(Entries taken from a collection)
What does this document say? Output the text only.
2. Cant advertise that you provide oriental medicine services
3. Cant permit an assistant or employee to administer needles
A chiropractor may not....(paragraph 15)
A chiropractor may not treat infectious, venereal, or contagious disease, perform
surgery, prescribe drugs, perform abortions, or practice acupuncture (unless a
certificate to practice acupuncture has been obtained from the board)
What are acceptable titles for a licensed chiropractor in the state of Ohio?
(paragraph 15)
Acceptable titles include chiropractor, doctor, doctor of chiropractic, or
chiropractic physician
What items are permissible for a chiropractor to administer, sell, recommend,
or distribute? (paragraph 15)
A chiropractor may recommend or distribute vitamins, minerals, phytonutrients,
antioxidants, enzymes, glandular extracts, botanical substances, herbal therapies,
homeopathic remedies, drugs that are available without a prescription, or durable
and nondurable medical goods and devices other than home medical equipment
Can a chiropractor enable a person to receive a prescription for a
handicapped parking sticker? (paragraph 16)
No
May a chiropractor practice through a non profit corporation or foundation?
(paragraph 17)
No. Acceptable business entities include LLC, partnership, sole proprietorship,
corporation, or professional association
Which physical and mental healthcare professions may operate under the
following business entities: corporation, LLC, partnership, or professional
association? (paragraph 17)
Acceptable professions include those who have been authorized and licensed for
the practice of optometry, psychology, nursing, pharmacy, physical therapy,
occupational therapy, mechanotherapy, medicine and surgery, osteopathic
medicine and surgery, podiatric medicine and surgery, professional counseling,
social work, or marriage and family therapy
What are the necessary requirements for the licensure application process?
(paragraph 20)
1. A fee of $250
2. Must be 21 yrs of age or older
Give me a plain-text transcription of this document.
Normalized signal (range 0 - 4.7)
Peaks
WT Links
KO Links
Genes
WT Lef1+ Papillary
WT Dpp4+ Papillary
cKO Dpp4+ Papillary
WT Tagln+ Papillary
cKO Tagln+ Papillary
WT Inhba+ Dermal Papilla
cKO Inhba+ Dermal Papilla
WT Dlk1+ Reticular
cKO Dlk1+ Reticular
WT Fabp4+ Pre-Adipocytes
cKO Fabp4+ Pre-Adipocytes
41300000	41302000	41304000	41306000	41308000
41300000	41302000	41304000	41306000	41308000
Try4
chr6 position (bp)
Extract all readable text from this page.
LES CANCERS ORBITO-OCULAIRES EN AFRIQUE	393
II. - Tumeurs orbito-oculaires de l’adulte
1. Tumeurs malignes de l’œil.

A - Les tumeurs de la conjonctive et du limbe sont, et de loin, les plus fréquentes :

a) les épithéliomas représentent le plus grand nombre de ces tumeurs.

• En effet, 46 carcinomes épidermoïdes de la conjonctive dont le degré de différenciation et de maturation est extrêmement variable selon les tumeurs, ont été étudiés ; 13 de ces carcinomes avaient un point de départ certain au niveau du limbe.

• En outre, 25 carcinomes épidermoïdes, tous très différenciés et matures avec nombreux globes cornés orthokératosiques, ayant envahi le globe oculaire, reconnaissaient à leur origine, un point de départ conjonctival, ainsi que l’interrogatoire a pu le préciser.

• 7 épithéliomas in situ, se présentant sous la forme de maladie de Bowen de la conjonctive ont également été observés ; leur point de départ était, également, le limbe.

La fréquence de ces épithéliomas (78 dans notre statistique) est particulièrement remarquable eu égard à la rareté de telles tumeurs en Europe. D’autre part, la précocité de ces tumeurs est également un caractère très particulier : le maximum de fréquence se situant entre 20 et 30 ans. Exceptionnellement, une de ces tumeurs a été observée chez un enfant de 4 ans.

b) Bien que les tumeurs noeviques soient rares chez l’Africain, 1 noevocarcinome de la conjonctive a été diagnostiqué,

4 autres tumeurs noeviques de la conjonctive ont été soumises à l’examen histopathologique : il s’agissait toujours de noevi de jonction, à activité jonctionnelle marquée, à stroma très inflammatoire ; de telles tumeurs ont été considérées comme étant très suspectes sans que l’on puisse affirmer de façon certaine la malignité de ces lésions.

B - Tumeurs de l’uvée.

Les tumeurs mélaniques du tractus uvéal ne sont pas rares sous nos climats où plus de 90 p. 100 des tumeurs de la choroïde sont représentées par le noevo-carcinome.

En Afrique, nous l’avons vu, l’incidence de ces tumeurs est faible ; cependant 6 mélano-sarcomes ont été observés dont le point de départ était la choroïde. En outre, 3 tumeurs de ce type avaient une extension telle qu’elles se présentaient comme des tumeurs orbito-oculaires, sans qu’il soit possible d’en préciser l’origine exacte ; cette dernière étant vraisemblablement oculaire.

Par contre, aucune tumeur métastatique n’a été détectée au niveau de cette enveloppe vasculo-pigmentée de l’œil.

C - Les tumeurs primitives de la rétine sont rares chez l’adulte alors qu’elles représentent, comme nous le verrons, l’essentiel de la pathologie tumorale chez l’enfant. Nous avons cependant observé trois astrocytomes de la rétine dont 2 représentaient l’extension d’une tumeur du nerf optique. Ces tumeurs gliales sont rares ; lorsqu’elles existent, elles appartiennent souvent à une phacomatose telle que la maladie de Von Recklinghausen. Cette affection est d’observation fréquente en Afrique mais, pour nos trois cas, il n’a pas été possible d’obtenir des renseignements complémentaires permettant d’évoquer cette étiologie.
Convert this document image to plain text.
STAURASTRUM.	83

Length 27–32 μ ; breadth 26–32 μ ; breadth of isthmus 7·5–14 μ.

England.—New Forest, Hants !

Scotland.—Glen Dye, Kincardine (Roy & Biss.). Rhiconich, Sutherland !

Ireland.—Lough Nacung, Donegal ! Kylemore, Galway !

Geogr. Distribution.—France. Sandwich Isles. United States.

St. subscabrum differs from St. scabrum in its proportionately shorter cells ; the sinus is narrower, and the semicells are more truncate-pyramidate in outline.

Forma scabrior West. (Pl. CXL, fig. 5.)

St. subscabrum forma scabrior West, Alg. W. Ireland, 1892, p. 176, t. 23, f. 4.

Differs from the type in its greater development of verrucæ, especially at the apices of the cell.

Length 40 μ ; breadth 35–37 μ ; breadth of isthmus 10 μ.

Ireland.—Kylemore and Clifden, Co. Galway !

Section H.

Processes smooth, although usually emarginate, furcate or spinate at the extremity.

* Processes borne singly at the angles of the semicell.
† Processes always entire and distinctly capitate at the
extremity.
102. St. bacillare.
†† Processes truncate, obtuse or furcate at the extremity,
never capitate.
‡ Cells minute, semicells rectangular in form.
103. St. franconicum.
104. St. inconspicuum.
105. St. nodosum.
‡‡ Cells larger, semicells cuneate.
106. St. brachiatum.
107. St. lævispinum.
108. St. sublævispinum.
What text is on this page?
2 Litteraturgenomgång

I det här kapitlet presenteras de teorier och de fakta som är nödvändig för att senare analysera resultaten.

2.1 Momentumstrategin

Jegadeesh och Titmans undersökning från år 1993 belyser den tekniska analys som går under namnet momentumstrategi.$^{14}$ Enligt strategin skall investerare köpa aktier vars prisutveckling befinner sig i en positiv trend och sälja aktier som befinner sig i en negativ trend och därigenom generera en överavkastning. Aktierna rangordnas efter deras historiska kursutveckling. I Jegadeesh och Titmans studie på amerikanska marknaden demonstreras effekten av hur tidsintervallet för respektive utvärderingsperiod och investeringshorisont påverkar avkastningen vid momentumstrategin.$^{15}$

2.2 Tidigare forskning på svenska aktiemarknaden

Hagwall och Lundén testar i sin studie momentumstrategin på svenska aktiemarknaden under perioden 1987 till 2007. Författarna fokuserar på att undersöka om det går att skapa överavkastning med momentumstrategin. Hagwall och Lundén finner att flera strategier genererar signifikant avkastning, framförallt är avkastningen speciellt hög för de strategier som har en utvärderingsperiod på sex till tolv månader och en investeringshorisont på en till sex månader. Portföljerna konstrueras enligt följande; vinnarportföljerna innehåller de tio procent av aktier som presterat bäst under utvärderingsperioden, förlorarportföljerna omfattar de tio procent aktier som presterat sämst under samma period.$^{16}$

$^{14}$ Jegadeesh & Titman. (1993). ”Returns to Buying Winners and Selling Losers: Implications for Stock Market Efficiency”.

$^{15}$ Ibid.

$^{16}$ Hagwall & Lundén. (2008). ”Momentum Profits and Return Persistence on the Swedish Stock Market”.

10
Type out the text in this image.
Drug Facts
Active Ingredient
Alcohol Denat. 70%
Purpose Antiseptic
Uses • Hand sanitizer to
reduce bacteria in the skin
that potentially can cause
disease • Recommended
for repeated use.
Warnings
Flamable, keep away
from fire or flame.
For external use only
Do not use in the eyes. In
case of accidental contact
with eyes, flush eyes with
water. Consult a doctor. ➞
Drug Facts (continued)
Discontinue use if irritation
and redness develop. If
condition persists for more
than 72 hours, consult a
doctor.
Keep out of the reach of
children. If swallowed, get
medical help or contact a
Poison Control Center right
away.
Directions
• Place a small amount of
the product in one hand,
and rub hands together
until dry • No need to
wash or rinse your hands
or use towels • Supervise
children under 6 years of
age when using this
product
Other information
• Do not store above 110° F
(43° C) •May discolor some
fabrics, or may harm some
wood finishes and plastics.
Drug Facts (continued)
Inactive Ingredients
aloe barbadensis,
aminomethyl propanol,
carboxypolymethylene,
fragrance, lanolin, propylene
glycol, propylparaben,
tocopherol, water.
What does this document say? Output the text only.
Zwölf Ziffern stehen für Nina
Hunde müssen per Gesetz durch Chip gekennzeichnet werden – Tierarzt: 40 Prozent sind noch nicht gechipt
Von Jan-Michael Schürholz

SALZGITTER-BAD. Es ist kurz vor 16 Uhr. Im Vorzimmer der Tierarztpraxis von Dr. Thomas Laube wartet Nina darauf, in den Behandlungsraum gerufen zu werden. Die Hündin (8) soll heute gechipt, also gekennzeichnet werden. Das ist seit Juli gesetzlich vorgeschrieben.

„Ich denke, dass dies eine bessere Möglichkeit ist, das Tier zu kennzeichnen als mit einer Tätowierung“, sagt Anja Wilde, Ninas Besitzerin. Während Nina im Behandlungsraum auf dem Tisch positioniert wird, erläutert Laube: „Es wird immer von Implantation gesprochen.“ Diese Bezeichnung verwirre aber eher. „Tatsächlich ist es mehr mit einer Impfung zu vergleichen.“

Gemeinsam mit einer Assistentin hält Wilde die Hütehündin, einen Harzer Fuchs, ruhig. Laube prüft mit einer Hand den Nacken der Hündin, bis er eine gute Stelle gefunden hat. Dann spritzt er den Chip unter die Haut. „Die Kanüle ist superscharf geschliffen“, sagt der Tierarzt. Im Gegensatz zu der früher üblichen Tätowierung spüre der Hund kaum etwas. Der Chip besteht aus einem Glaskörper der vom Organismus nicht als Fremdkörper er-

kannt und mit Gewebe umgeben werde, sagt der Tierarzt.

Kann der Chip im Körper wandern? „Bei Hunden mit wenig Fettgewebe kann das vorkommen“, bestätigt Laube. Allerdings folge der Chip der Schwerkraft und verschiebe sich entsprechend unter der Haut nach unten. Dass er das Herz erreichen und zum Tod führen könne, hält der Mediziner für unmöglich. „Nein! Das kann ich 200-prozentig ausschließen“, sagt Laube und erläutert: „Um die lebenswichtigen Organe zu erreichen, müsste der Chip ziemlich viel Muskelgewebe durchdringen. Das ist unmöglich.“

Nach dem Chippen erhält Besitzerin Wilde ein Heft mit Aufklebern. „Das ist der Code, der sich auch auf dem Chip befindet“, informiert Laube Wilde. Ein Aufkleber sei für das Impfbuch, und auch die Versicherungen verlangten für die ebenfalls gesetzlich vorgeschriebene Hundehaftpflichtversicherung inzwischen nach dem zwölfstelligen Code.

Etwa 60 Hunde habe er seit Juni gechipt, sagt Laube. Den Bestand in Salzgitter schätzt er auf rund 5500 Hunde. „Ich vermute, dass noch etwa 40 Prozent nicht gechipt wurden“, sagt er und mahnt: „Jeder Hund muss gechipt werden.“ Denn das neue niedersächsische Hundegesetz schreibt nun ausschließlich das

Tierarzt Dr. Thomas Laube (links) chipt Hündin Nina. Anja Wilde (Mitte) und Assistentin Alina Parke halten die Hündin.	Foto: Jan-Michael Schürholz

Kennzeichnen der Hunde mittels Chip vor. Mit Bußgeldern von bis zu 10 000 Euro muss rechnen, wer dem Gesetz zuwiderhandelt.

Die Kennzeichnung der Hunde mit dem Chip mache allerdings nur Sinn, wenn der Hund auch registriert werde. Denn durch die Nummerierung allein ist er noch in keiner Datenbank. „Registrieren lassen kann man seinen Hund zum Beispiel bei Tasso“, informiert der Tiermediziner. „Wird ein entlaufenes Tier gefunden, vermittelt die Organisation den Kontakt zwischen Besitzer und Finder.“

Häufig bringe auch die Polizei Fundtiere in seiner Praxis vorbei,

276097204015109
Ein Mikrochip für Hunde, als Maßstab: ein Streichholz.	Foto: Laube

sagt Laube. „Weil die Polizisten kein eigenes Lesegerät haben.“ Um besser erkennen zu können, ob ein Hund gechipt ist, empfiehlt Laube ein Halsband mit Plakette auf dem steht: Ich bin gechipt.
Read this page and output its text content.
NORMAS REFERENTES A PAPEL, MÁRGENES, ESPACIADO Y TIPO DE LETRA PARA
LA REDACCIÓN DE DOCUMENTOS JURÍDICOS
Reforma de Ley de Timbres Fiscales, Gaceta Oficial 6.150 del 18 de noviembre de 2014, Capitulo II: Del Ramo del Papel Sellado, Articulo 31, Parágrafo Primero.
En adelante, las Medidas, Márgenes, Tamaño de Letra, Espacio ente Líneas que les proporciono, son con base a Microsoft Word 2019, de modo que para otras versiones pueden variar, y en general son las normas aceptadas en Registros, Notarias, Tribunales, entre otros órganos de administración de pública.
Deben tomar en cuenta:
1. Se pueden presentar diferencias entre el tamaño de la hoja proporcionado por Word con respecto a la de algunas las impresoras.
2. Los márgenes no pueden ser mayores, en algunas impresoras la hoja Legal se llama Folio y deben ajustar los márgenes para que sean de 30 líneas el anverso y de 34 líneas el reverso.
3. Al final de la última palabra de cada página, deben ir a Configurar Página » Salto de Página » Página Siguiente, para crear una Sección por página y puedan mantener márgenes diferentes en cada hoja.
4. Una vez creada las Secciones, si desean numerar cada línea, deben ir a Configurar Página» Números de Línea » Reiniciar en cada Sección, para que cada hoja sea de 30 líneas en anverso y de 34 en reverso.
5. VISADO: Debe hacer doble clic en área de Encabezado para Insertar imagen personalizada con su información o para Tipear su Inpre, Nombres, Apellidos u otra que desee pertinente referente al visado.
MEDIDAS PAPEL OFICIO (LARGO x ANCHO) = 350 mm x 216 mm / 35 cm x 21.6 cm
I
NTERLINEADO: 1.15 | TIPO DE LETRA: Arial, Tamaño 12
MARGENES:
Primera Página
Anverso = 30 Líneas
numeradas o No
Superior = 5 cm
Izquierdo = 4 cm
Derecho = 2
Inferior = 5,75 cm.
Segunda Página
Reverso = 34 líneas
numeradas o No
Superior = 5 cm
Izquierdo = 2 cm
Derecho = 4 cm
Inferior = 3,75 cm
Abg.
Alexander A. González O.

» Your instructions
Read through the records above and copy the lines that contain "avons".

» Result
En Afrique, nous l’avons vu, l’incidence de ces tumeurs est faible ; cependant 6 mélano-sarcomes ont été observés dont le point de départ était la choroïde. En outre, 3 tumeurs de ce type avaient une extension telle qu’elles se présentaient comme des tumeurs orbito-oculaires, sans qu’il soit possible d’en préciser l’origine exacte ; cette dernière étant vraisemblablement oculaire.
C - Les tumeurs primitives de la rétine sont rares chez l’adulte alors qu’elles représentent, comme nous le verrons, l’essentiel de la pathologie tumorale chez l’enfant. Nous avons cependant observé trois astrocytomes de la rétine dont 2 représentaient l’extension d’une tumeur du nerf optique. Ces tumeurs gliales sont rares ; lorsqu’elles existent, elles appartiennent souvent à une phacomatose telle que la maladie de Von Recklinghausen. Cette affection est d’observation fréquente en Afrique mais, pour nos trois cas, il n’a pas été possible d’obtenir des renseignements complémentaires permettant d’évoquer cette étiologie.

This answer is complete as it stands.